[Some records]
☆ ☆ ☆ ☆ ☆

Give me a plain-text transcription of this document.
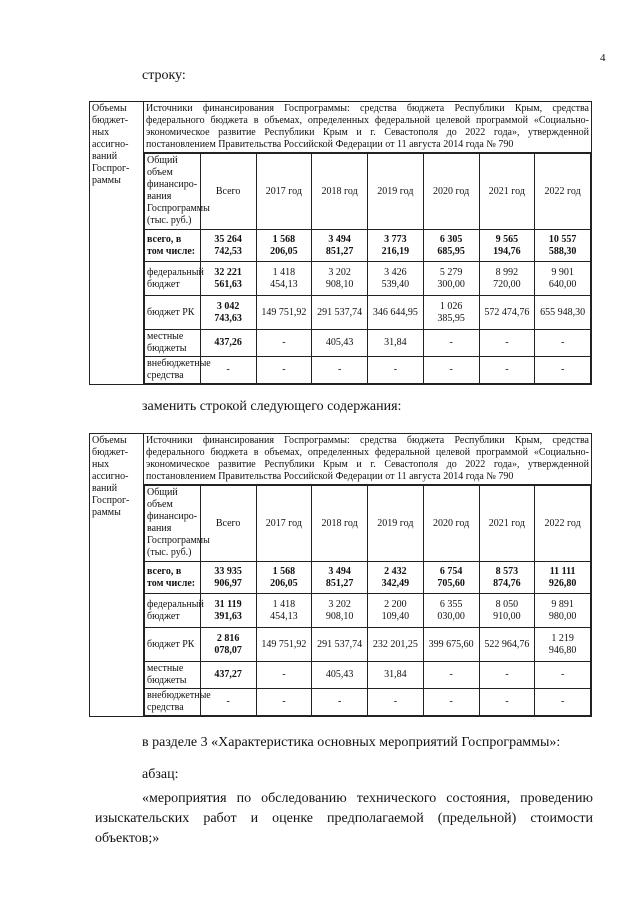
4
строку:
Объемы бюджет-ных ассигно-ваний Госпрог-раммы	Источники финансирования Госпрограммы: средства бюджета Республики Крым, средства федерального бюджета в объемах, определенных федеральной целевой программой «Социально-экономическое развитие Республики Крым и г. Севастополя до 2022 года», утвержденной постановлением Правительства Российской Федерации от 11 августа 2014 года № 790

Общий объем финансиро-вания Госпрограммы (тыс. руб.)	Всего	2017 год	2018 год	2019 год	2020 год	2021 год	2022 год
всего, в том числе:	35 264 742,53	1 568 206,05	3 494 851,27	3 773 216,19	6 305 685,95	9 565 194,76	10 557 588,30
федеральный бюджет	32 221 561,63	1 418 454,13	3 202 908,10	3 426 539,40	5 279 300,00	8 992 720,00	9 901 640,00
бюджет РК	3 042 743,63	149 751,92	291 537,74	346 644,95	1 026 385,95	572 474,76	655 948,30
местные бюджеты	437,26	-	405,43	31,84	-	-	-
внебюджетные средства	-	-	-	-	-	-	-
заменить строкой следующего содержания:
Объемы бюджет-ных ассигно-ваний Госпрог-раммы	Источники финансирования Госпрограммы: средства бюджета Республики Крым, средства федерального бюджета в объемах, определенных федеральной целевой программой «Социально-экономическое развитие Республики Крым и г. Севастополя до 2022 года», утвержденной постановлением Правительства Российской Федерации от 11 августа 2014 года № 790

Общий объем финансиро-вания Госпрограммы (тыс. руб.)	Всего	2017 год	2018 год	2019 год	2020 год	2021 год	2022 год
всего, в том числе:	33 935 906,97	1 568 206,05	3 494 851,27	2 432 342,49	6 754 705,60	8 573 874,76	11 111 926,80
федеральный бюджет	31 119 391,63	1 418 454,13	3 202 908,10	2 200 109,40	6 355 030,00	8 050 910,00	9 891 980,00
бюджет РК	2 816 078,07	149 751,92	291 537,74	232 201,25	399 675,60	522 964,76	1 219 946,80
местные бюджеты	437,27	-	405,43	31,84	-	-	-
внебюджетные средства	-	-	-	-	-	-	-
в разделе 3 «Характеристика основных мероприятий Госпрограммы»:
абзац:
«мероприятия по обследованию технического состояния, проведению изыскательских работ и оценке предполагаемой (предельной) стоимости объектов;»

☆ ☆ ☆ ☆ ☆

Requirement :: Copy every line of the records above that holds the word "бюджеты".

Output ::
местные бюджеты	437,26	-	405,43	31,84	-	-	-
местные бюджеты	437,27	-	405,43	31,84	-	-	-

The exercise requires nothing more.